SET PROBLEM: For the entries that follow, state how many lines include the word "абортов", giving the number and nothing else.
-------- DATASET RECORDS
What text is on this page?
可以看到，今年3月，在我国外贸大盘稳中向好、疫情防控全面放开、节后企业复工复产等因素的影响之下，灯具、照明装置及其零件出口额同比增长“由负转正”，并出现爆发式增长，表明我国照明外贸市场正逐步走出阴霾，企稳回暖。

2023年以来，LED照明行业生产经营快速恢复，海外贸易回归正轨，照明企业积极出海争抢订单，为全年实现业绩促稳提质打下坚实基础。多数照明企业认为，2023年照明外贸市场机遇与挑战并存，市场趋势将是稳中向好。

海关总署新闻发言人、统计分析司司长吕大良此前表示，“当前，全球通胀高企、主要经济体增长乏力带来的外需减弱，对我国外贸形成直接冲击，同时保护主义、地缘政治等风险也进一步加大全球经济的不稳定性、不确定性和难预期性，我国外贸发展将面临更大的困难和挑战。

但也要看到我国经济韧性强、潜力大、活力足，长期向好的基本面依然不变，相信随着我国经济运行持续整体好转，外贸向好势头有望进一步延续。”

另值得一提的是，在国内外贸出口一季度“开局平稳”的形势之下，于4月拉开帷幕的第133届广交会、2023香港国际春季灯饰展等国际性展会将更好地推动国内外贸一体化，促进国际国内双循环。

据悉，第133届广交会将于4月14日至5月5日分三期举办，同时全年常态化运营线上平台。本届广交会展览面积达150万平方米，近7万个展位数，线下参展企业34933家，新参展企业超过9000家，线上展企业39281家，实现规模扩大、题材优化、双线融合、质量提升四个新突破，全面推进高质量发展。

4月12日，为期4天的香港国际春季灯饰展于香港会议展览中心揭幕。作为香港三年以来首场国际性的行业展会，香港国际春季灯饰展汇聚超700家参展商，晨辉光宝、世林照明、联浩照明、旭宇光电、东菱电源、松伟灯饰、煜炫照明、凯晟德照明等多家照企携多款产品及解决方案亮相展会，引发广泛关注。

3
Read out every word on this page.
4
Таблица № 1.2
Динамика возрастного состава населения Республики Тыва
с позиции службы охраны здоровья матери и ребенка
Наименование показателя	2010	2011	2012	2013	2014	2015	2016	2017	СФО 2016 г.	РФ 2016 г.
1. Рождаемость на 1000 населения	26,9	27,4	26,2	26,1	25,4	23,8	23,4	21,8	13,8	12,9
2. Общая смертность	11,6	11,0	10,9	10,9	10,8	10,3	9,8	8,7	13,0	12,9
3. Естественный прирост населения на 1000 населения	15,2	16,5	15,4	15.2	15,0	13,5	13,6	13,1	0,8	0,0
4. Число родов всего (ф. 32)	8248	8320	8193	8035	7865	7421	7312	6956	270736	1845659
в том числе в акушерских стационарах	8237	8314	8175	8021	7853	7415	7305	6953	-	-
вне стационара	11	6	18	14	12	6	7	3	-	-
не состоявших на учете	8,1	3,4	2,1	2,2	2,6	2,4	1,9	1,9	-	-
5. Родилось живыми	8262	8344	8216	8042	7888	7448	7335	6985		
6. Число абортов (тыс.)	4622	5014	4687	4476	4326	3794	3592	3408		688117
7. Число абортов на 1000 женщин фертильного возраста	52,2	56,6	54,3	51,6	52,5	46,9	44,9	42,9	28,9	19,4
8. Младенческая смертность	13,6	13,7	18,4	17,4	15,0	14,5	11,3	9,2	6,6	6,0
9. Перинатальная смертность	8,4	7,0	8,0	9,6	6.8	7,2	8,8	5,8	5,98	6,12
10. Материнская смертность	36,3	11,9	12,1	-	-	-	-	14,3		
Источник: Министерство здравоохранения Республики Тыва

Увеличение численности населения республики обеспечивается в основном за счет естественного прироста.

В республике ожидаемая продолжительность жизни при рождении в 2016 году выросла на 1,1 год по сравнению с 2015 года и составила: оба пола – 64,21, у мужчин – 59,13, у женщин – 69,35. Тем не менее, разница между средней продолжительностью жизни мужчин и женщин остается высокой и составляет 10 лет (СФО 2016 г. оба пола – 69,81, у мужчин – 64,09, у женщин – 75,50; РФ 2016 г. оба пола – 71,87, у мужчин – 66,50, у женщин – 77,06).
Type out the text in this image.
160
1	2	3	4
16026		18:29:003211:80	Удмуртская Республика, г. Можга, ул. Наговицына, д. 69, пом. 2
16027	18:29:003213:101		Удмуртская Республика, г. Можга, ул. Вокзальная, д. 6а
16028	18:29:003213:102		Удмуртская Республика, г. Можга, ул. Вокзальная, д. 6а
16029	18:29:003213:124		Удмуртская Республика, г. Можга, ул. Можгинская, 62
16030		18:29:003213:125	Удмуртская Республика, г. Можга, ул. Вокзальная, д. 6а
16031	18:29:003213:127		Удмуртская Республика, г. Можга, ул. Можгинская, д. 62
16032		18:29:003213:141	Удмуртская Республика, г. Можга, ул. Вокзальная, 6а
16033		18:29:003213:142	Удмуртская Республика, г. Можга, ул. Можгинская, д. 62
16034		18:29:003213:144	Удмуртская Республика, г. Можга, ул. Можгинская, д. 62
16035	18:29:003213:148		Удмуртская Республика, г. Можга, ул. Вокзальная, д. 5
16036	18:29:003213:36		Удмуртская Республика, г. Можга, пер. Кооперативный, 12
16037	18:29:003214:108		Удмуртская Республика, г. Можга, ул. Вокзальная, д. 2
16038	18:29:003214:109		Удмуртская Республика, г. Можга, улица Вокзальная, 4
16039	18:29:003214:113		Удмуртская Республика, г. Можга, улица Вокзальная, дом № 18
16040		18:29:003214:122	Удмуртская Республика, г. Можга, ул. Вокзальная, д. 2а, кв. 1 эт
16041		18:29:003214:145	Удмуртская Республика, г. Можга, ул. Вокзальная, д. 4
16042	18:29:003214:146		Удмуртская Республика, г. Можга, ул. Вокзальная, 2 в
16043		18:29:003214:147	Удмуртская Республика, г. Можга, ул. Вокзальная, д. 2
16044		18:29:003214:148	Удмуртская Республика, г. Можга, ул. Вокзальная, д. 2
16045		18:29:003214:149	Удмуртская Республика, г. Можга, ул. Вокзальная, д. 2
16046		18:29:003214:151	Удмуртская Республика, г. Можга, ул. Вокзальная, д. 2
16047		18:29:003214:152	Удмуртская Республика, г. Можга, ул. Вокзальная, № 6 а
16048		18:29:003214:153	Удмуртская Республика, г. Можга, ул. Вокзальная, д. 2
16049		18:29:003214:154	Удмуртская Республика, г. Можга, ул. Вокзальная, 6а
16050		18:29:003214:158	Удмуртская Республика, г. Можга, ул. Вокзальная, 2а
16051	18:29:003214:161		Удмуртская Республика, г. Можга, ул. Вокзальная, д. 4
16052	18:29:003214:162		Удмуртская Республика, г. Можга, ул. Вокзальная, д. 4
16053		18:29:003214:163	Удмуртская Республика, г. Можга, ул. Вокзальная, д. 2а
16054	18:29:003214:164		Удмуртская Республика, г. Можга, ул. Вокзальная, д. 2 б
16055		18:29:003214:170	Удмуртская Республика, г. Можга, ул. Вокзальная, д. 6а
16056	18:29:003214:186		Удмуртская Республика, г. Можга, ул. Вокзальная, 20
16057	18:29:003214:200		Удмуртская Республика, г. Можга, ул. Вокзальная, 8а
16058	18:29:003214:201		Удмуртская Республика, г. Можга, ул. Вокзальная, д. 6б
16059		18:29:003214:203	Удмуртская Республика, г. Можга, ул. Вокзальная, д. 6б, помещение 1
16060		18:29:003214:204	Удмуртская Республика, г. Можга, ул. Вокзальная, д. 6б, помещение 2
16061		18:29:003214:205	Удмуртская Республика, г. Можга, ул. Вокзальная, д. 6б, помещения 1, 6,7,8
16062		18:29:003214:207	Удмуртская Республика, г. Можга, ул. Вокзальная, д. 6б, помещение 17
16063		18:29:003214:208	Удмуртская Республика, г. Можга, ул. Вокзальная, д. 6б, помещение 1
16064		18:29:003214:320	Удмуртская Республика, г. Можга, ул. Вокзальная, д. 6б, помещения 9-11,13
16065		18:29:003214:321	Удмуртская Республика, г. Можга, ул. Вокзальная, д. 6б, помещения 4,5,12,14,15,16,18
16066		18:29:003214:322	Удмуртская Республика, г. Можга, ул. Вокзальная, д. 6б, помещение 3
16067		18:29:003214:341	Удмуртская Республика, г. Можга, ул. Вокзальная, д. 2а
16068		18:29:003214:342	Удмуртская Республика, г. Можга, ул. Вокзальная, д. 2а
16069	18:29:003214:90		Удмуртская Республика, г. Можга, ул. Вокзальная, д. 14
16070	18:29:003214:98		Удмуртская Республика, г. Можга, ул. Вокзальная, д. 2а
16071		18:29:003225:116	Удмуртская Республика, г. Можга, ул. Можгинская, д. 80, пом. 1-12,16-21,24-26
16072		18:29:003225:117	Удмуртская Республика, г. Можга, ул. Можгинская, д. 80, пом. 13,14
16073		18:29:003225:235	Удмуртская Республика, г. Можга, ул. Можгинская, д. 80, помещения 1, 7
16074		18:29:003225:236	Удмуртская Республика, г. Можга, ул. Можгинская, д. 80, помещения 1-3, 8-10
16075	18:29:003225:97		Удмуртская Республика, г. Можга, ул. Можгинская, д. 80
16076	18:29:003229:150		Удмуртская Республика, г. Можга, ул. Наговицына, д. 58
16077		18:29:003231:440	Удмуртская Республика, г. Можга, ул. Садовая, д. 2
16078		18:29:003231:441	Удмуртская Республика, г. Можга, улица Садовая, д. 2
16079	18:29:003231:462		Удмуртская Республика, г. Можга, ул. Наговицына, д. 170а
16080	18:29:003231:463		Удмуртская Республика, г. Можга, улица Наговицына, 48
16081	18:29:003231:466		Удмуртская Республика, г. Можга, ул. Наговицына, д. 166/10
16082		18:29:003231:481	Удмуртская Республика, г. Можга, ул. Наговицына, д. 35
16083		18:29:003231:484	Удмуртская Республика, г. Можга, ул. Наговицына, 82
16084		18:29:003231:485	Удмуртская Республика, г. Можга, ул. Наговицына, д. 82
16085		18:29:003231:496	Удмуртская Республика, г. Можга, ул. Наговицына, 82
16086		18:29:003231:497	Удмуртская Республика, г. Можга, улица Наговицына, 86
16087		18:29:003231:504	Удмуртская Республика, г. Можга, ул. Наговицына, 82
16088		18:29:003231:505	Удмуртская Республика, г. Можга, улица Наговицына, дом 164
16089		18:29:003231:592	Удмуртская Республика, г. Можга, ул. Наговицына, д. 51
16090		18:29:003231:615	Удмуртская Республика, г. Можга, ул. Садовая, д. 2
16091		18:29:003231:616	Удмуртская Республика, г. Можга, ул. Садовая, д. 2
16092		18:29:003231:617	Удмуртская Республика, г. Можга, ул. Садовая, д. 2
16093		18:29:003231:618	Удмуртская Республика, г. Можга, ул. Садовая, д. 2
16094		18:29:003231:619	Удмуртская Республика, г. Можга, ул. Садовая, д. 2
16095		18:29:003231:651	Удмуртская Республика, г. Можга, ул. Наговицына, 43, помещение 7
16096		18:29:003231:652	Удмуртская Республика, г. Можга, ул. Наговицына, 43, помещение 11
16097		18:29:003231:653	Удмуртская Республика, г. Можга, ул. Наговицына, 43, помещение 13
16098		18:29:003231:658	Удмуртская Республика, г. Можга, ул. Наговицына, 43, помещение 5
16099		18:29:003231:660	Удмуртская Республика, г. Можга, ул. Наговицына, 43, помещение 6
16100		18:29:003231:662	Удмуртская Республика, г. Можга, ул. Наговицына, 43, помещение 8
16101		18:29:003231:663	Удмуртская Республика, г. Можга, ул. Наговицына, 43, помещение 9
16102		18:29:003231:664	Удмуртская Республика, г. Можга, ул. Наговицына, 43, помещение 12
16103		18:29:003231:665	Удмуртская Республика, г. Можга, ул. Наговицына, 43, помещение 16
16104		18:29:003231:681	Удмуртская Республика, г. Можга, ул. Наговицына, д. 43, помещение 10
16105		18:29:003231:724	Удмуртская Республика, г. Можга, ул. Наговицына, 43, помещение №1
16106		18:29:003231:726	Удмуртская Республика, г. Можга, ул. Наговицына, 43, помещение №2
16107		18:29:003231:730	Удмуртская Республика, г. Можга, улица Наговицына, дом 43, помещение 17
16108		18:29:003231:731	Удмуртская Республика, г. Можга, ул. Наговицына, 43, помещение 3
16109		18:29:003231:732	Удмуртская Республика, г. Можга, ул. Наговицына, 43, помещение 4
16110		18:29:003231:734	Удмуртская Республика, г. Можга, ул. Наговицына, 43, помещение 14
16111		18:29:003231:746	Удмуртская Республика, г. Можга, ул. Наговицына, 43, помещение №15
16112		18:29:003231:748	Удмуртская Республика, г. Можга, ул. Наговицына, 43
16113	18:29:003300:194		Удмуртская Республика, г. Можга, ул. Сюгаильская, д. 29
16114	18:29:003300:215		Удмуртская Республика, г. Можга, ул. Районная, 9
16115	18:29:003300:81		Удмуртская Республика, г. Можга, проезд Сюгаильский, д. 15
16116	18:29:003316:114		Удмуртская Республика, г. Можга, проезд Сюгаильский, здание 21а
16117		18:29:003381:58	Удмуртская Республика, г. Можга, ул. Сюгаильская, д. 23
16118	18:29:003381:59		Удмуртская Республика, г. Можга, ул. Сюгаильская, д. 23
----------------
REPLY TO THE TASK: 2